#### [DIRECTIONS FOR THIS TASK]
Wherever the word "Untitled" shows up in a line, please copy that line.

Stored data

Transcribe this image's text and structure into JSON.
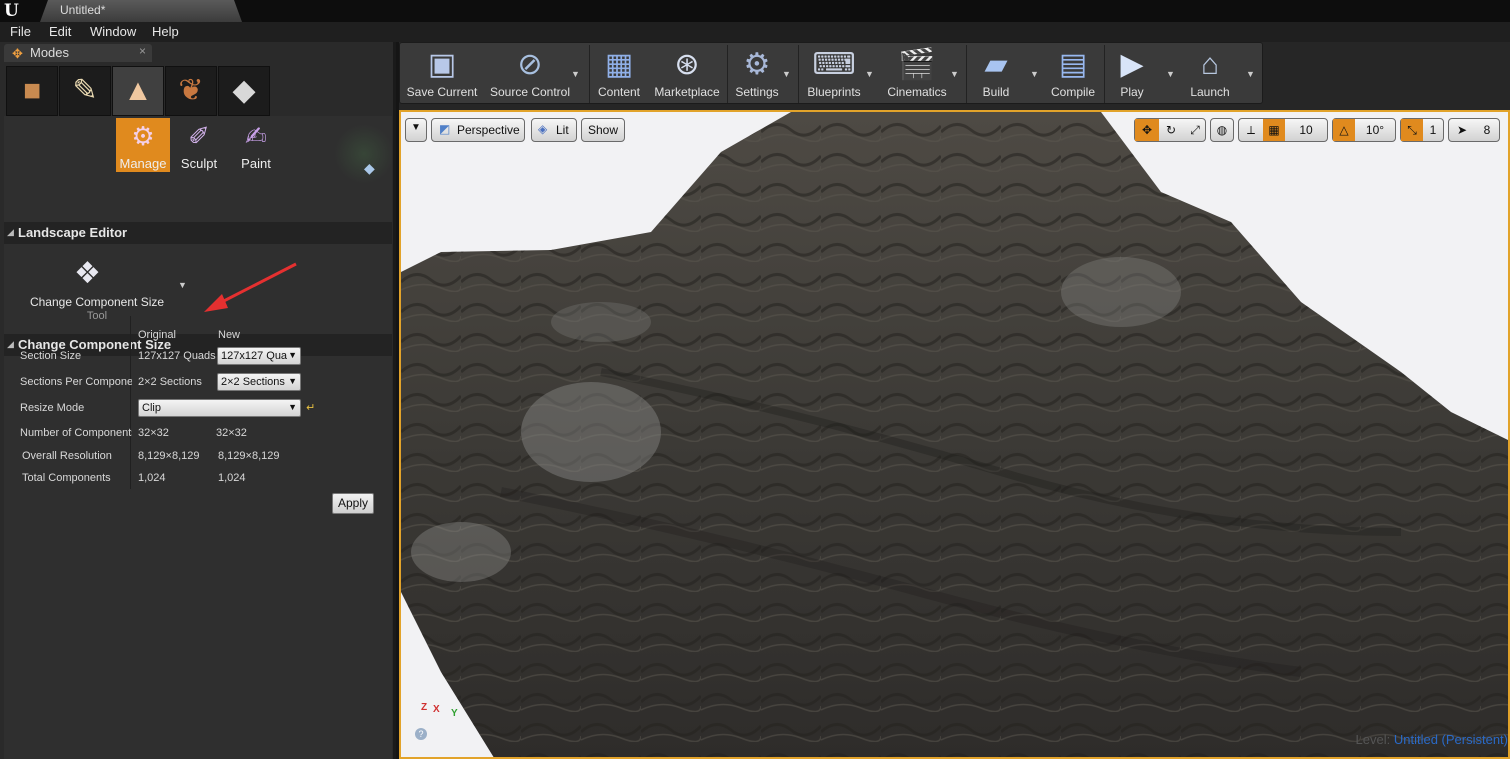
{
  "window": {
    "logo": "U",
    "doc_tab": "Untitled*"
  },
  "menu": [
    "File",
    "Edit",
    "Window",
    "Help"
  ],
  "modes_panel": {
    "tab_label": "Modes",
    "mode_icons": [
      "place-mode-icon",
      "paint-mode-icon",
      "landscape-mode-icon",
      "foliage-mode-icon",
      "geometry-mode-icon"
    ],
    "landscape_tools": [
      {
        "label": "Manage",
        "active": true
      },
      {
        "label": "Sculpt",
        "active": false
      },
      {
        "label": "Paint",
        "active": false
      }
    ],
    "landscape_editor_header": "Landscape Editor",
    "current_tool": {
      "name": "Change Component Size",
      "sub": "Tool"
    },
    "ccs_header": "Change Component Size",
    "columns": {
      "original": "Original",
      "new": "New"
    },
    "rows": {
      "section_size": {
        "label": "Section Size",
        "original": "127x127 Quads",
        "new": "127x127 Qua"
      },
      "sections_per_component": {
        "label": "Sections Per Component",
        "original": "2×2 Sections",
        "new": "2×2 Sections"
      },
      "resize_mode": {
        "label": "Resize Mode",
        "value": "Clip"
      },
      "number_of_components": {
        "label": "Number of Components",
        "original": "32×32",
        "new": "32×32"
      },
      "overall_resolution": {
        "label": "Overall Resolution",
        "original": "8,129×8,129",
        "new": "8,129×8,129"
      },
      "total_components": {
        "label": "Total Components",
        "original": "1,024",
        "new": "1,024"
      }
    },
    "apply_label": "Apply"
  },
  "toolbar": [
    {
      "label": "Save Current",
      "icon": "save-icon",
      "dropdown": false
    },
    {
      "label": "Source Control",
      "icon": "source-control-icon",
      "dropdown": true
    },
    {
      "label": "Content",
      "icon": "content-icon",
      "dropdown": false
    },
    {
      "label": "Marketplace",
      "icon": "marketplace-icon",
      "dropdown": false
    },
    {
      "label": "Settings",
      "icon": "settings-icon",
      "dropdown": true
    },
    {
      "label": "Blueprints",
      "icon": "blueprints-icon",
      "dropdown": true
    },
    {
      "label": "Cinematics",
      "icon": "cinematics-icon",
      "dropdown": true
    },
    {
      "label": "Build",
      "icon": "build-icon",
      "dropdown": true
    },
    {
      "label": "Compile",
      "icon": "compile-icon",
      "dropdown": false
    },
    {
      "label": "Play",
      "icon": "play-icon",
      "dropdown": true
    },
    {
      "label": "Launch",
      "icon": "launch-icon",
      "dropdown": true
    }
  ],
  "viewport": {
    "view_mode": "Perspective",
    "lighting": "Lit",
    "show": "Show",
    "grid_snap": "10",
    "rotation_snap": "10°",
    "scale_snap": "1",
    "camera_speed": "8",
    "level_label": "Level:",
    "level_name": "Untitled (Persistent)",
    "axis": {
      "x": "X",
      "y": "Y",
      "z": "Z"
    }
  },
  "colors": {
    "accent": "#e08a1e",
    "viewport_border": "#e2a32a",
    "level_link": "#2a6ac8",
    "arrow": "#e53030"
  }
}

#### [ANSWER IN FULL]
    "doc_tab": "Untitled*"
    "level_name": "Untitled (Persistent)",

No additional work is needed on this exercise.